**Il tuo compito:** Trascrivi parola per parola tutto il brano sulla biblioterapia.

**Estratto fornito:**
____

Progetto senza titolo (33)

Storia di un gruppo di lavoro felice

La mia attività a tempo pieno con la biblioterapia è cominciata subito dopo la pandemia. Per dieci anni avevo lavorato con i libri ovunque mi chiamassero e, contemporaneamente, in ospedale come infermiere. Da quasi un anno e mezzo mi occupo solo di formazione e laboratori, insieme ad altre attività che hanno sempre e solo a che fare con la letteratura, l’arte e la musica. In questo periodo di pandemia c’è stata una cosa che non ho mai potuto fare e che desideravo tanto: salutare i compagni di viaggio della mia vita precedente.

____

**Dati da esaminare:**
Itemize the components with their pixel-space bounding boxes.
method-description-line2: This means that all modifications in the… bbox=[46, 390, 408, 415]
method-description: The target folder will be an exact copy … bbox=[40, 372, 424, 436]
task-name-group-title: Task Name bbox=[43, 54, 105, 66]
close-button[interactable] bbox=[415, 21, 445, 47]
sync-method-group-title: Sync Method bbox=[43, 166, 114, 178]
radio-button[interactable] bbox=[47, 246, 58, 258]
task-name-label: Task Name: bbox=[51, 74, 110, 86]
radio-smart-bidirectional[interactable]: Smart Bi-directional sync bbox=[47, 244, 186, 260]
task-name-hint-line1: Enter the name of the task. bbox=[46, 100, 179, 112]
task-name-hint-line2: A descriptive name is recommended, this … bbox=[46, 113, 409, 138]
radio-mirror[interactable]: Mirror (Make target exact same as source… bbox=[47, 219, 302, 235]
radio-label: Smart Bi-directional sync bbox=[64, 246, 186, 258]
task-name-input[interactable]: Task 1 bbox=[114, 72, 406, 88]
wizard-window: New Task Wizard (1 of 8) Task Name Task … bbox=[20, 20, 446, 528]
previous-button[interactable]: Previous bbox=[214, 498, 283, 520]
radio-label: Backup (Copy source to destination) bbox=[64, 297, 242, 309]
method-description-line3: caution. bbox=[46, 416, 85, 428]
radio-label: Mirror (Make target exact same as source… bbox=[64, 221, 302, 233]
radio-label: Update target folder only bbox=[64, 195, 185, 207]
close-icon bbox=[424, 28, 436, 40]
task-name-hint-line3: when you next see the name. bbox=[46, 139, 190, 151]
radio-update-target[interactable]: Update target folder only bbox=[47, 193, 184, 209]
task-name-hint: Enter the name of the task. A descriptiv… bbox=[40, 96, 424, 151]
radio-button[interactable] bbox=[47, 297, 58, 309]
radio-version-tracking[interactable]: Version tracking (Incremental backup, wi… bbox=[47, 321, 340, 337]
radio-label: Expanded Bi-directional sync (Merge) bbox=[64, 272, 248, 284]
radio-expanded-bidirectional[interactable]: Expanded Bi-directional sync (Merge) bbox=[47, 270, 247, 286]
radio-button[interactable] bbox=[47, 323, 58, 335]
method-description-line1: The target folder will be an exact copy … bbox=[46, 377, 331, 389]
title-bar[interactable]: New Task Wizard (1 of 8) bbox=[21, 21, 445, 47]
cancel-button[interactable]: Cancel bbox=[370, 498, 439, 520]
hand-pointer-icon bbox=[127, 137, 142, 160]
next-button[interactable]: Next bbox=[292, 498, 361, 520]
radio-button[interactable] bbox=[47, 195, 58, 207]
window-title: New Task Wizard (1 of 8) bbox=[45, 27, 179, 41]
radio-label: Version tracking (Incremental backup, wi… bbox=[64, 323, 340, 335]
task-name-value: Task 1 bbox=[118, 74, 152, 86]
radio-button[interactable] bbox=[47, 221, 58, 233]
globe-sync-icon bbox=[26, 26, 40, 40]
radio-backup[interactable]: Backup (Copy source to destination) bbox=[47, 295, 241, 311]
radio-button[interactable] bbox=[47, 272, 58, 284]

____

**Risposta finale:**
Progetto senza titolo (33)

Storia di un gruppo di lavoro felice

La mia attività a tempo pieno con la biblioterapia è cominciata subito dopo la pandemia. Per dieci anni avevo lavorato con i libri ovunque mi chiamassero e, contemporaneamente, in ospedale come infermiere. Da quasi un anno e mezzo mi occupo solo di formazione e laboratori, insieme ad altre attività che hanno sempre e solo a che fare con la letteratura, l’arte e la musica. In questo periodo di pandemia c’è stata una cosa che non ho mai potuto fare e che desideravo tanto: salutare i compagni di viaggio della mia vita precedente.